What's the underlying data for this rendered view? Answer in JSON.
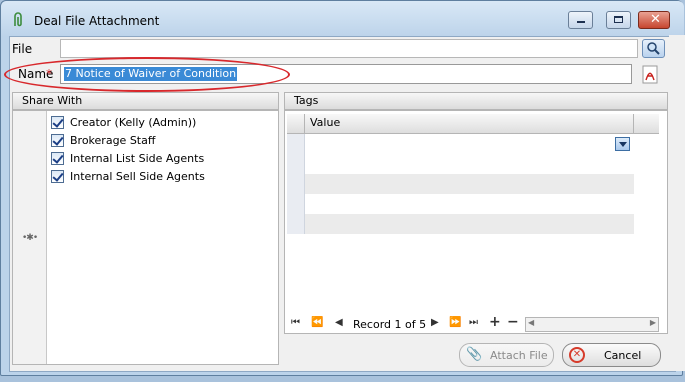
{
  "window": {
    "title": "Deal File Attachment",
    "icons": [
      "paperclip-icon",
      "minimize-icon",
      "maximize-icon",
      "close-icon"
    ]
  },
  "file": {
    "label": "File",
    "value": ""
  },
  "name": {
    "label": "Name",
    "required_marker": "*",
    "value": "7 Notice of Waiver of Condition"
  },
  "share_with": {
    "title": "Share With",
    "items": [
      {
        "label": "Creator (Kelly (Admin))",
        "checked": true
      },
      {
        "label": "Brokerage Staff",
        "checked": true
      },
      {
        "label": "Internal List Side Agents",
        "checked": true
      },
      {
        "label": "Internal Sell Side Agents",
        "checked": true
      }
    ]
  },
  "tags": {
    "title": "Tags",
    "column": "Value",
    "navigator": {
      "record_text": "Record 1 of 5"
    }
  },
  "buttons": {
    "attach": "Attach File",
    "cancel": "Cancel"
  },
  "colors": {
    "selection": "#3a8ad6",
    "annotation": "#d8282c",
    "required": "#d8282c"
  }
}
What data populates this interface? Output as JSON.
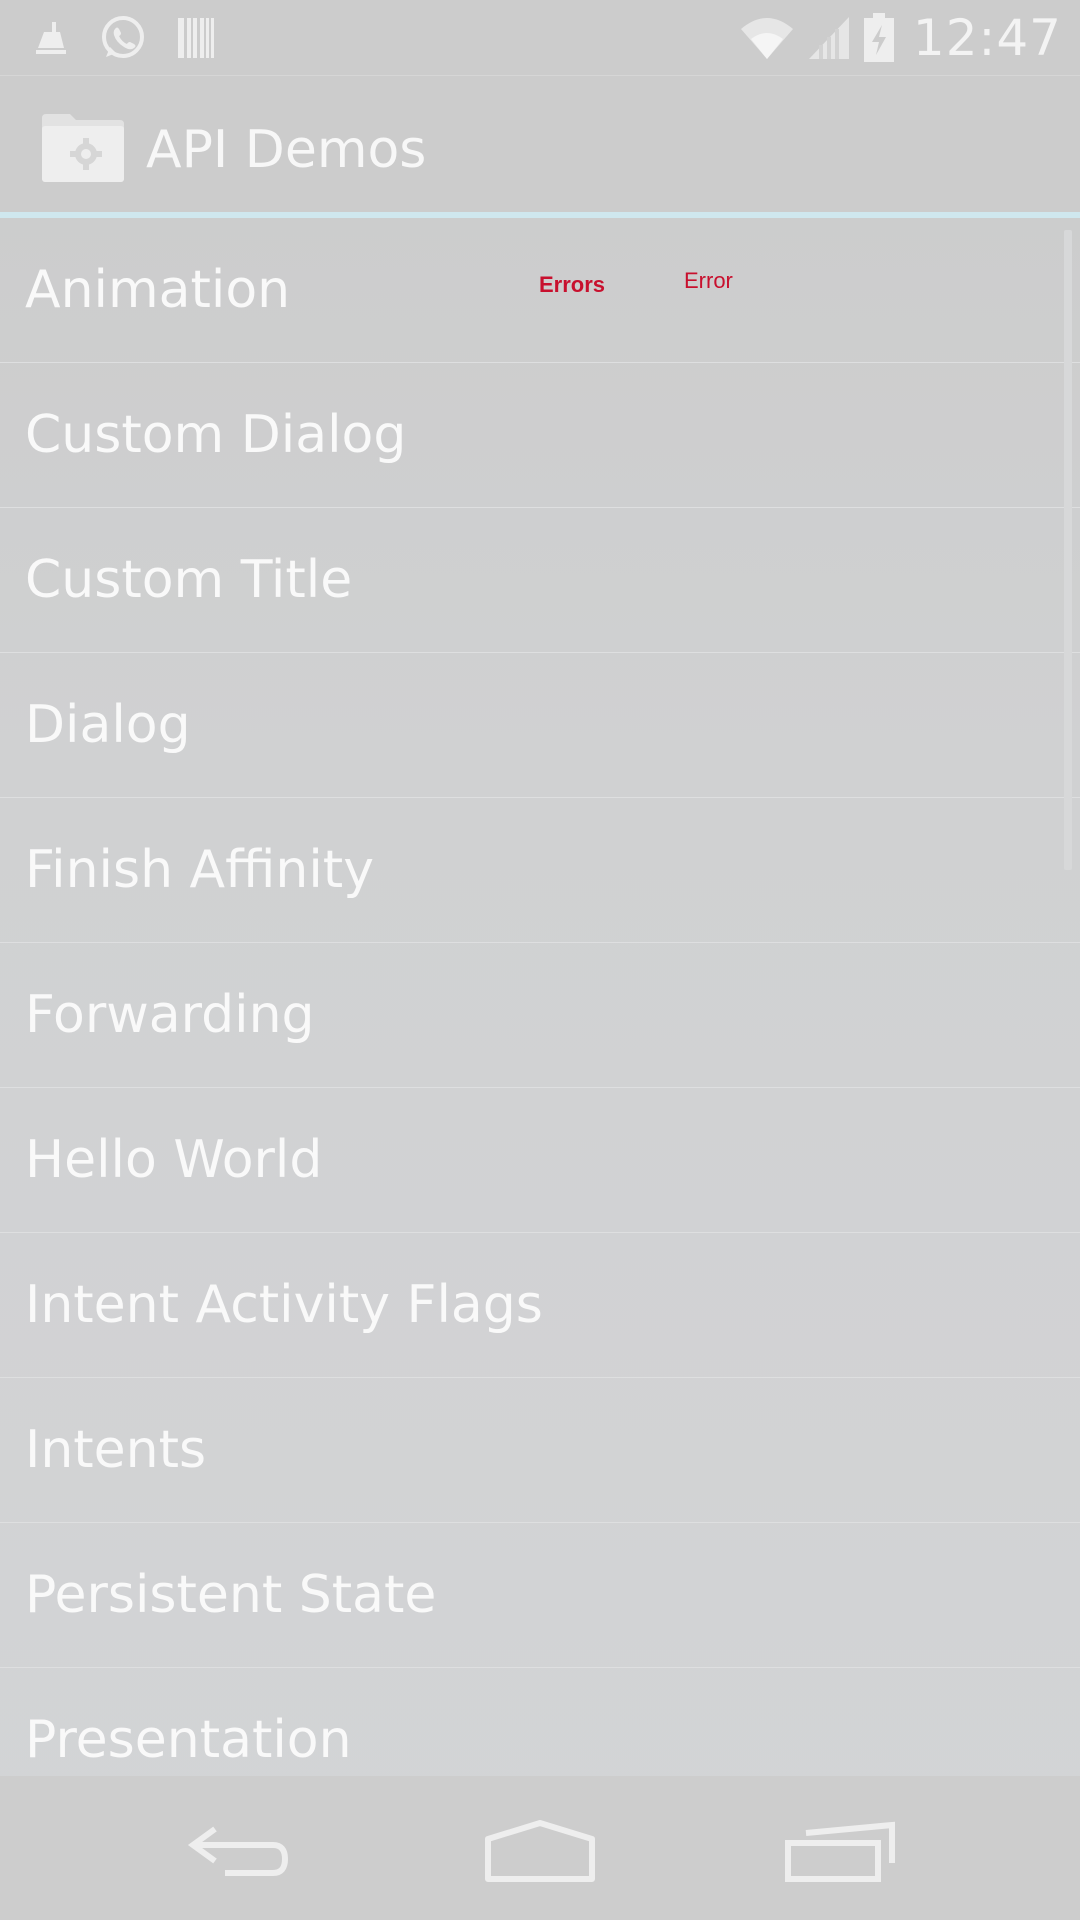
{
  "status_bar": {
    "time": "12:47",
    "left_icons": [
      "cleaner-icon",
      "whatsapp-icon",
      "barcode-icon"
    ],
    "right_icons": [
      "wifi-icon",
      "signal-icon",
      "battery-charging-icon"
    ]
  },
  "action_bar": {
    "title": "API Demos",
    "logo_icon": "folder-gear-icon"
  },
  "list": {
    "items": [
      {
        "label": "Animation"
      },
      {
        "label": "Custom Dialog"
      },
      {
        "label": "Custom Title"
      },
      {
        "label": "Dialog"
      },
      {
        "label": "Finish Affinity"
      },
      {
        "label": "Forwarding"
      },
      {
        "label": "Hello World"
      },
      {
        "label": "Intent Activity Flags"
      },
      {
        "label": "Intents"
      },
      {
        "label": "Persistent State"
      },
      {
        "label": "Presentation"
      }
    ]
  },
  "overlays": {
    "errors_label": "Errors",
    "error_label": "Error",
    "color": "#c8102e"
  },
  "nav_bar": {
    "buttons": [
      "back-icon",
      "home-icon",
      "recent-apps-icon"
    ]
  }
}
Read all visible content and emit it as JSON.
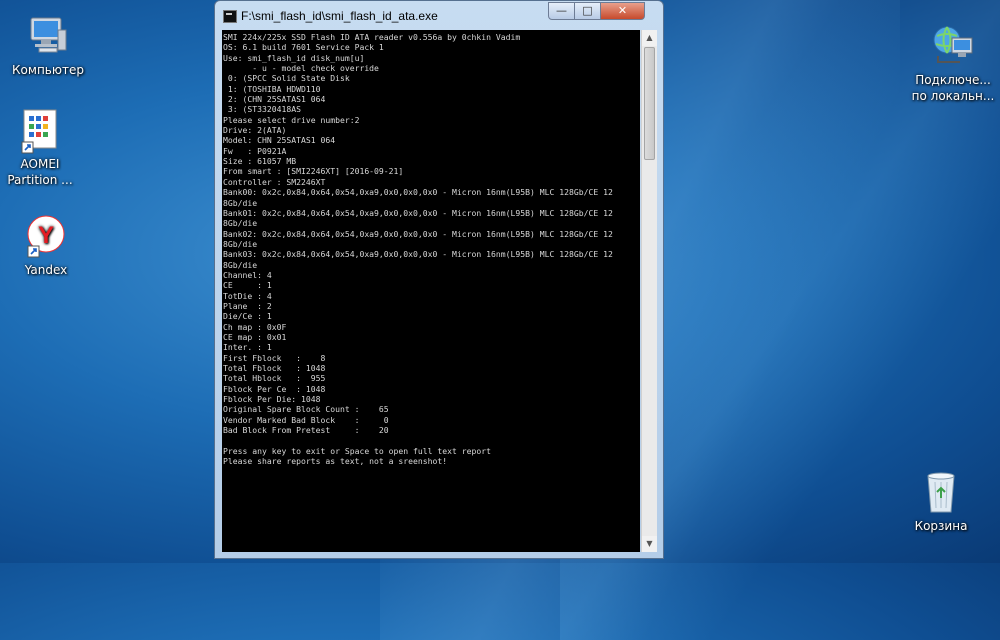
{
  "desktop": {
    "icons": [
      {
        "label": "Компьютер"
      },
      {
        "label": "AOMEI Partition ..."
      },
      {
        "label": "Yandex"
      },
      {
        "label": "Подключе... по локальн..."
      },
      {
        "label": "Корзина"
      }
    ]
  },
  "window": {
    "title": "F:\\smi_flash_id\\smi_flash_id_ata.exe",
    "controls": {
      "minimize": "—",
      "maximize": "□",
      "close": "✕"
    }
  },
  "console": {
    "lines": [
      "SMI 224x/225x SSD Flash ID ATA reader v0.556a by 0chkin Vadim",
      "OS: 6.1 build 7601 Service Pack 1",
      "Use: smi_flash_id disk_num[u]",
      "      - u - model check override",
      " 0: (SPCC Solid State Disk",
      " 1: (TOSHIBA HDWD110",
      " 2: (CHN 25SATAS1 064",
      " 3: (ST3320418AS",
      "Please select drive number:2",
      "Drive: 2(ATA)",
      "Model: CHN 25SATAS1 064",
      "Fw   : P0921A",
      "Size : 61057 MB",
      "From smart : [SMI2246XT] [2016-09-21]",
      "Controller : SM2246XT",
      "Bank00: 0x2c,0x84,0x64,0x54,0xa9,0x0,0x0,0x0 - Micron 16nm(L95B) MLC 128Gb/CE 12",
      "8Gb/die",
      "Bank01: 0x2c,0x84,0x64,0x54,0xa9,0x0,0x0,0x0 - Micron 16nm(L95B) MLC 128Gb/CE 12",
      "8Gb/die",
      "Bank02: 0x2c,0x84,0x64,0x54,0xa9,0x0,0x0,0x0 - Micron 16nm(L95B) MLC 128Gb/CE 12",
      "8Gb/die",
      "Bank03: 0x2c,0x84,0x64,0x54,0xa9,0x0,0x0,0x0 - Micron 16nm(L95B) MLC 128Gb/CE 12",
      "8Gb/die",
      "Channel: 4",
      "CE     : 1",
      "TotDie : 4",
      "Plane  : 2",
      "Die/Ce : 1",
      "Ch map : 0x0F",
      "CE map : 0x01",
      "Inter. : 1",
      "First Fblock   :    8",
      "Total Fblock   : 1048",
      "Total Hblock   :  955",
      "Fblock Per Ce  : 1048",
      "Fblock Per Die: 1048",
      "Original Spare Block Count :    65",
      "Vendor Marked Bad Block    :     0",
      "Bad Block From Pretest     :    20",
      "",
      "Press any key to exit or Space to open full text report",
      "Please share reports as text, not a sreenshot!"
    ]
  },
  "colors": {
    "console_bg": "#000000",
    "console_text": "#d8d8d8",
    "desktop_bg": "#1d6db5",
    "close_button": "#c74a2c"
  },
  "scrollbar": {
    "up_arrow": "▲",
    "down_arrow": "▼"
  }
}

Written request |
Copy each line of the data that contains the word "JSON".

Final answer |
What's the underlying data for this rendered view? Answer in JSON.
What data populates this interface? Output as JSON.
Read all visible content and emit it as JSON.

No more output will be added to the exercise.